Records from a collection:
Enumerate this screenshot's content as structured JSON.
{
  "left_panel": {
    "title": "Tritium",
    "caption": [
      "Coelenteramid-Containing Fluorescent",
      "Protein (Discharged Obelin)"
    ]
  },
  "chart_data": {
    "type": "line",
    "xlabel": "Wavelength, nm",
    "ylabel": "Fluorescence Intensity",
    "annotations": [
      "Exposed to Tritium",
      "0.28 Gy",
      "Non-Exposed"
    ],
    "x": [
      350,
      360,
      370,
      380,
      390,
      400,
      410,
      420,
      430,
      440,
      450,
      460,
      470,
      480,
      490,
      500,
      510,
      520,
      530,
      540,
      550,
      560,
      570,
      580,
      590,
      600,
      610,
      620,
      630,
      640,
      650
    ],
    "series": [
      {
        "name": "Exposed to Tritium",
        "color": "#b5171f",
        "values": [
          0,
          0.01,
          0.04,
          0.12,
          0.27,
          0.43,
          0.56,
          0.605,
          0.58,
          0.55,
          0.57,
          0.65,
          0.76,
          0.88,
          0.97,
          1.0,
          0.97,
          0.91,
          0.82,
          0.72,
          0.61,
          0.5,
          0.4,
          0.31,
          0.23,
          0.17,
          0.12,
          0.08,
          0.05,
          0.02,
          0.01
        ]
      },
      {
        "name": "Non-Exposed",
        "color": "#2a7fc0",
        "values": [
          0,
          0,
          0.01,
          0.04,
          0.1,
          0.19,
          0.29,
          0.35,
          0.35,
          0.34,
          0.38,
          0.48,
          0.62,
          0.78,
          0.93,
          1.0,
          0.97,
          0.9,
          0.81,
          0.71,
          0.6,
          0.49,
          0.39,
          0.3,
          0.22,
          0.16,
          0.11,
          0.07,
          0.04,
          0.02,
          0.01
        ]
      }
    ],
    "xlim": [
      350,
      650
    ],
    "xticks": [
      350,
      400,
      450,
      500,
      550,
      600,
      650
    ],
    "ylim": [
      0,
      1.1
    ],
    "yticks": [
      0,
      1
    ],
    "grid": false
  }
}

What you are asked to do = Each record above must be output without any alteration.

Exercise result =
Enumerate this screenshot's content as structured JSON.
{
  "left_panel": {
    "title": "Tritium",
    "caption": [
      "Coelenteramid-Containing Fluorescent",
      "Protein (Discharged Obelin)"
    ]
  },
  "chart_data": {
    "type": "line",
    "xlabel": "Wavelength, nm",
    "ylabel": "Fluorescence Intensity",
    "annotations": [
      "Exposed to Tritium",
      "0.28 Gy",
      "Non-Exposed"
    ],
    "x": [
      350,
      360,
      370,
      380,
      390,
      400,
      410,
      420,
      430,
      440,
      450,
      460,
      470,
      480,
      490,
      500,
      510,
      520,
      530,
      540,
      550,
      560,
      570,
      580,
      590,
      600,
      610,
      620,
      630,
      640,
      650
    ],
    "series": [
      {
        "name": "Exposed to Tritium",
        "color": "#b5171f",
        "values": [
          0,
          0.01,
          0.04,
          0.12,
          0.27,
          0.43,
          0.56,
          0.605,
          0.58,
          0.55,
          0.57,
          0.65,
          0.76,
          0.88,
          0.97,
          1.0,
          0.97,
          0.91,
          0.82,
          0.72,
          0.61,
          0.5,
          0.4,
          0.31,
          0.23,
          0.17,
          0.12,
          0.08,
          0.05,
          0.02,
          0.01
        ]
      },
      {
        "name": "Non-Exposed",
        "color": "#2a7fc0",
        "values": [
          0,
          0,
          0.01,
          0.04,
          0.1,
          0.19,
          0.29,
          0.35,
          0.35,
          0.34,
          0.38,
          0.48,
          0.62,
          0.78,
          0.93,
          1.0,
          0.97,
          0.9,
          0.81,
          0.71,
          0.6,
          0.49,
          0.39,
          0.3,
          0.22,
          0.16,
          0.11,
          0.07,
          0.04,
          0.02,
          0.01
        ]
      }
    ],
    "xlim": [
      350,
      650
    ],
    "xticks": [
      350,
      400,
      450,
      500,
      550,
      600,
      650
    ],
    "ylim": [
      0,
      1.1
    ],
    "yticks": [
      0,
      1
    ],
    "grid": false
  }
}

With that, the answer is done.